** start of DATASET CONTENT **
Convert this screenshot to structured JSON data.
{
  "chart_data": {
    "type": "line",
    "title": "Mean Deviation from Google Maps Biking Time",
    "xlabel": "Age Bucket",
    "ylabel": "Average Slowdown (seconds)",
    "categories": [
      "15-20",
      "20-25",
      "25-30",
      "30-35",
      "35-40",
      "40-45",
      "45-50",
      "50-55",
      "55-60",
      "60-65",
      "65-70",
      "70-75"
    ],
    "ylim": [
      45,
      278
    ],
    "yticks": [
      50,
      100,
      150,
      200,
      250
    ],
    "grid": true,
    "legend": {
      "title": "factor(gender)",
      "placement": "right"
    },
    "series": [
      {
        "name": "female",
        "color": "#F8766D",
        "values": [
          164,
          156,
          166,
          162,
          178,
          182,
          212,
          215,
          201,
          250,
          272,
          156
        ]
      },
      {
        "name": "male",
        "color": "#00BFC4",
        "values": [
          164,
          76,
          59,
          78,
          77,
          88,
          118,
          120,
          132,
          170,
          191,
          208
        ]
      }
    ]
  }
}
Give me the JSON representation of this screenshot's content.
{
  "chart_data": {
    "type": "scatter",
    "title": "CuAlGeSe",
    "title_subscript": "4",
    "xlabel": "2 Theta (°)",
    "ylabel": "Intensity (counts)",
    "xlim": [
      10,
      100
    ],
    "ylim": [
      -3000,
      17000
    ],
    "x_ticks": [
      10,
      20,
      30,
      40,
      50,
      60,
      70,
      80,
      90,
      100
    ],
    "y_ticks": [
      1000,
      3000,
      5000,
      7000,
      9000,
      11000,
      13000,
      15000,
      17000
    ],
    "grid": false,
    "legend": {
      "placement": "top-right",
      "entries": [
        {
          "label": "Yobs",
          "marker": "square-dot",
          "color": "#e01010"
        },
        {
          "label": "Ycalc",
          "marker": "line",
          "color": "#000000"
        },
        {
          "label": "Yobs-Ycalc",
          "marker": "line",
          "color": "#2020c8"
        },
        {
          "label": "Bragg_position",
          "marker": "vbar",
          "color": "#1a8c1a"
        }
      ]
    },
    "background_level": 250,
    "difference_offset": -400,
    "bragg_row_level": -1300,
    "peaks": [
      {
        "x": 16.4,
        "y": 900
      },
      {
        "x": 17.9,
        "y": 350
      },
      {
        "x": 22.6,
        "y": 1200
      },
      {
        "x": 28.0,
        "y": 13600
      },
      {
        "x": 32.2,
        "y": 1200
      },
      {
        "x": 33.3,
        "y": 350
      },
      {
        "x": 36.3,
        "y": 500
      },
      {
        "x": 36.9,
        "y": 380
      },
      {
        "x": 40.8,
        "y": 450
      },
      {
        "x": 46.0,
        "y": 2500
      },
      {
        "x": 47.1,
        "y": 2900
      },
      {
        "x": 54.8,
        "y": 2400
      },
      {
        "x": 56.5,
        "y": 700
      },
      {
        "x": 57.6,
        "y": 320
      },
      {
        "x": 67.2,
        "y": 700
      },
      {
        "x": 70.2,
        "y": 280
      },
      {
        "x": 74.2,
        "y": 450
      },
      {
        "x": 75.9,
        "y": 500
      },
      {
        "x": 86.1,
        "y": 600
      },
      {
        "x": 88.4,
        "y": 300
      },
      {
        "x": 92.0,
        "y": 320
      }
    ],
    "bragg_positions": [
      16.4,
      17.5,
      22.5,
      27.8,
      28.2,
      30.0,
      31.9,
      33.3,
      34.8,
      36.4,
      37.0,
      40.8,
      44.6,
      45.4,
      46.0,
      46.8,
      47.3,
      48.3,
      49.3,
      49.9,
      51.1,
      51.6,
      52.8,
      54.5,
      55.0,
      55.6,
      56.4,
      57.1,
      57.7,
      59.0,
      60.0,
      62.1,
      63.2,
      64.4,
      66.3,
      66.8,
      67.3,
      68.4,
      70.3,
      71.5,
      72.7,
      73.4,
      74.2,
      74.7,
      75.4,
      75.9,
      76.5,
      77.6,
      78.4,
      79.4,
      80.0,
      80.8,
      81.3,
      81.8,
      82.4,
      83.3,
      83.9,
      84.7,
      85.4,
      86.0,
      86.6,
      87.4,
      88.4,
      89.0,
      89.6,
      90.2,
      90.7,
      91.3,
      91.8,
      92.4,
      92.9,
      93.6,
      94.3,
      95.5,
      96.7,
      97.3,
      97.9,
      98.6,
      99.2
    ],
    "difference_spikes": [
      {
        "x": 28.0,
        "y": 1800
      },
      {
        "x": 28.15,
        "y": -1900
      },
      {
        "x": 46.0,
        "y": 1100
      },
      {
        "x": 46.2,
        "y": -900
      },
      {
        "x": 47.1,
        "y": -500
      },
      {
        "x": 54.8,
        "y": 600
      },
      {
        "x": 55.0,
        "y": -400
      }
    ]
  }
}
** end of DATASET CONTENT **
TO BE DONE: Reproduce every record, matching each line exactly.

FULL ANSWER:
Convert this screenshot to structured JSON data.
{
  "chart_data": {
    "type": "line",
    "title": "Mean Deviation from Google Maps Biking Time",
    "xlabel": "Age Bucket",
    "ylabel": "Average Slowdown (seconds)",
    "categories": [
      "15-20",
      "20-25",
      "25-30",
      "30-35",
      "35-40",
      "40-45",
      "45-50",
      "50-55",
      "55-60",
      "60-65",
      "65-70",
      "70-75"
    ],
    "ylim": [
      45,
      278
    ],
    "yticks": [
      50,
      100,
      150,
      200,
      250
    ],
    "grid": true,
    "legend": {
      "title": "factor(gender)",
      "placement": "right"
    },
    "series": [
      {
        "name": "female",
        "color": "#F8766D",
        "values": [
          164,
          156,
          166,
          162,
          178,
          182,
          212,
          215,
          201,
          250,
          272,
          156
        ]
      },
      {
        "name": "male",
        "color": "#00BFC4",
        "values": [
          164,
          76,
          59,
          78,
          77,
          88,
          118,
          120,
          132,
          170,
          191,
          208
        ]
      }
    ]
  }
}
Give me the JSON representation of this screenshot's content.
{
  "chart_data": {
    "type": "scatter",
    "title": "CuAlGeSe",
    "title_subscript": "4",
    "xlabel": "2 Theta (°)",
    "ylabel": "Intensity (counts)",
    "xlim": [
      10,
      100
    ],
    "ylim": [
      -3000,
      17000
    ],
    "x_ticks": [
      10,
      20,
      30,
      40,
      50,
      60,
      70,
      80,
      90,
      100
    ],
    "y_ticks": [
      1000,
      3000,
      5000,
      7000,
      9000,
      11000,
      13000,
      15000,
      17000
    ],
    "grid": false,
    "legend": {
      "placement": "top-right",
      "entries": [
        {
          "label": "Yobs",
          "marker": "square-dot",
          "color": "#e01010"
        },
        {
          "label": "Ycalc",
          "marker": "line",
          "color": "#000000"
        },
        {
          "label": "Yobs-Ycalc",
          "marker": "line",
          "color": "#2020c8"
        },
        {
          "label": "Bragg_position",
          "marker": "vbar",
          "color": "#1a8c1a"
        }
      ]
    },
    "background_level": 250,
    "difference_offset": -400,
    "bragg_row_level": -1300,
    "peaks": [
      {
        "x": 16.4,
        "y": 900
      },
      {
        "x": 17.9,
        "y": 350
      },
      {
        "x": 22.6,
        "y": 1200
      },
      {
        "x": 28.0,
        "y": 13600
      },
      {
        "x": 32.2,
        "y": 1200
      },
      {
        "x": 33.3,
        "y": 350
      },
      {
        "x": 36.3,
        "y": 500
      },
      {
        "x": 36.9,
        "y": 380
      },
      {
        "x": 40.8,
        "y": 450
      },
      {
        "x": 46.0,
        "y": 2500
      },
      {
        "x": 47.1,
        "y": 2900
      },
      {
        "x": 54.8,
        "y": 2400
      },
      {
        "x": 56.5,
        "y": 700
      },
      {
        "x": 57.6,
        "y": 320
      },
      {
        "x": 67.2,
        "y": 700
      },
      {
        "x": 70.2,
        "y": 280
      },
      {
        "x": 74.2,
        "y": 450
      },
      {
        "x": 75.9,
        "y": 500
      },
      {
        "x": 86.1,
        "y": 600
      },
      {
        "x": 88.4,
        "y": 300
      },
      {
        "x": 92.0,
        "y": 320
      }
    ],
    "bragg_positions": [
      16.4,
      17.5,
      22.5,
      27.8,
      28.2,
      30.0,
      31.9,
      33.3,
      34.8,
      36.4,
      37.0,
      40.8,
      44.6,
      45.4,
      46.0,
      46.8,
      47.3,
      48.3,
      49.3,
      49.9,
      51.1,
      51.6,
      52.8,
      54.5,
      55.0,
      55.6,
      56.4,
      57.1,
      57.7,
      59.0,
      60.0,
      62.1,
      63.2,
      64.4,
      66.3,
      66.8,
      67.3,
      68.4,
      70.3,
      71.5,
      72.7,
      73.4,
      74.2,
      74.7,
      75.4,
      75.9,
      76.5,
      77.6,
      78.4,
      79.4,
      80.0,
      80.8,
      81.3,
      81.8,
      82.4,
      83.3,
      83.9,
      84.7,
      85.4,
      86.0,
      86.6,
      87.4,
      88.4,
      89.0,
      89.6,
      90.2,
      90.7,
      91.3,
      91.8,
      92.4,
      92.9,
      93.6,
      94.3,
      95.5,
      96.7,
      97.3,
      97.9,
      98.6,
      99.2
    ],
    "difference_spikes": [
      {
        "x": 28.0,
        "y": 1800
      },
      {
        "x": 28.15,
        "y": -1900
      },
      {
        "x": 46.0,
        "y": 1100
      },
      {
        "x": 46.2,
        "y": -900
      },
      {
        "x": 47.1,
        "y": -500
      },
      {
        "x": 54.8,
        "y": 600
      },
      {
        "x": 55.0,
        "y": -400
      }
    ]
  }
}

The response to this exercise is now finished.